───── INPUT RECORDS ─────

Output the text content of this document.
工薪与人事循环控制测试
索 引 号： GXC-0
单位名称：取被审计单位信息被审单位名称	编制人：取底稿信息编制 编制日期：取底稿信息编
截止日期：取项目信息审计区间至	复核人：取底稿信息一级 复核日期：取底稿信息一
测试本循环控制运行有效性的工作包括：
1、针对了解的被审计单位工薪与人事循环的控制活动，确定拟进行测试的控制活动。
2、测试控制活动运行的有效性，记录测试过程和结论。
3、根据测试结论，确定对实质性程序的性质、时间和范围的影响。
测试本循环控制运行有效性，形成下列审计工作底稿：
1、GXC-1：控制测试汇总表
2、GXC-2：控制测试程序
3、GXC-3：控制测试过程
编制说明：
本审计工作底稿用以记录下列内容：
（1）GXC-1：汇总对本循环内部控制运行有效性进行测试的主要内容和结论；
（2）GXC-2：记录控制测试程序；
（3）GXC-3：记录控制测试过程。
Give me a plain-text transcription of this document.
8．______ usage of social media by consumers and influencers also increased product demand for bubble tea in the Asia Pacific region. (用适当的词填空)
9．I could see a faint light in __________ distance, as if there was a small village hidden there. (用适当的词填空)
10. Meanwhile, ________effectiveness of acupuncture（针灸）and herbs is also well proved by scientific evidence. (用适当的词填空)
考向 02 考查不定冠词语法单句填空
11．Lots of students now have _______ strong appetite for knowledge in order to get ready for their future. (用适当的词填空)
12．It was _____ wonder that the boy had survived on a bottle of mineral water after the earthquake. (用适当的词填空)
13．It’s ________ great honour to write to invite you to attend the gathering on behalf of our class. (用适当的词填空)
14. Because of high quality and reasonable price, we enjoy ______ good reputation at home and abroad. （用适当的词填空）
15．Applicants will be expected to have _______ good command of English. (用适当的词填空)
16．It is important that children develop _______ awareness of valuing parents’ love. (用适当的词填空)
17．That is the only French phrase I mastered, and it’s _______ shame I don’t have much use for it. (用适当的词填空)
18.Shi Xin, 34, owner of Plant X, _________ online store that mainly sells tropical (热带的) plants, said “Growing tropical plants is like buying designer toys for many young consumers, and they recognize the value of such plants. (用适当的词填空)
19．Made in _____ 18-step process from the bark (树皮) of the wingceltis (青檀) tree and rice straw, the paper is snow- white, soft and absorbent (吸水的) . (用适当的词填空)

─────

> WRITTEN TASK:
Reproduce the material above without altering a single character.

> FULL SOLUTION:
Output the text content of this document.
工薪与人事循环控制测试
索 引 号： GXC-0
单位名称：取被审计单位信息被审单位名称	编制人：取底稿信息编制 编制日期：取底稿信息编
截止日期：取项目信息审计区间至	复核人：取底稿信息一级 复核日期：取底稿信息一
测试本循环控制运行有效性的工作包括：
1、针对了解的被审计单位工薪与人事循环的控制活动，确定拟进行测试的控制活动。
2、测试控制活动运行的有效性，记录测试过程和结论。
3、根据测试结论，确定对实质性程序的性质、时间和范围的影响。
测试本循环控制运行有效性，形成下列审计工作底稿：
1、GXC-1：控制测试汇总表
2、GXC-2：控制测试程序
3、GXC-3：控制测试过程
编制说明：
本审计工作底稿用以记录下列内容：
（1）GXC-1：汇总对本循环内部控制运行有效性进行测试的主要内容和结论；
（2）GXC-2：记录控制测试程序；
（3）GXC-3：记录控制测试过程。
Give me a plain-text transcription of this document.
8．______ usage of social media by consumers and influencers also increased product demand for bubble tea in the Asia Pacific region. (用适当的词填空)
9．I could see a faint light in __________ distance, as if there was a small village hidden there. (用适当的词填空)
10. Meanwhile, ________effectiveness of acupuncture（针灸）and herbs is also well proved by scientific evidence. (用适当的词填空)
考向 02 考查不定冠词语法单句填空
11．Lots of students now have _______ strong appetite for knowledge in order to get ready for their future. (用适当的词填空)
12．It was _____ wonder that the boy had survived on a bottle of mineral water after the earthquake. (用适当的词填空)
13．It’s ________ great honour to write to invite you to attend the gathering on behalf of our class. (用适当的词填空)
14. Because of high quality and reasonable price, we enjoy ______ good reputation at home and abroad. （用适当的词填空）
15．Applicants will be expected to have _______ good command of English. (用适当的词填空)
16．It is important that children develop _______ awareness of valuing parents’ love. (用适当的词填空)
17．That is the only French phrase I mastered, and it’s _______ shame I don’t have much use for it. (用适当的词填空)
18.Shi Xin, 34, owner of Plant X, _________ online store that mainly sells tropical (热带的) plants, said “Growing tropical plants is like buying designer toys for many young consumers, and they recognize the value of such plants. (用适当的词填空)
19．Made in _____ 18-step process from the bark (树皮) of the wingceltis (青檀) tree and rice straw, the paper is snow- white, soft and absorbent (吸水的) . (用适当的词填空)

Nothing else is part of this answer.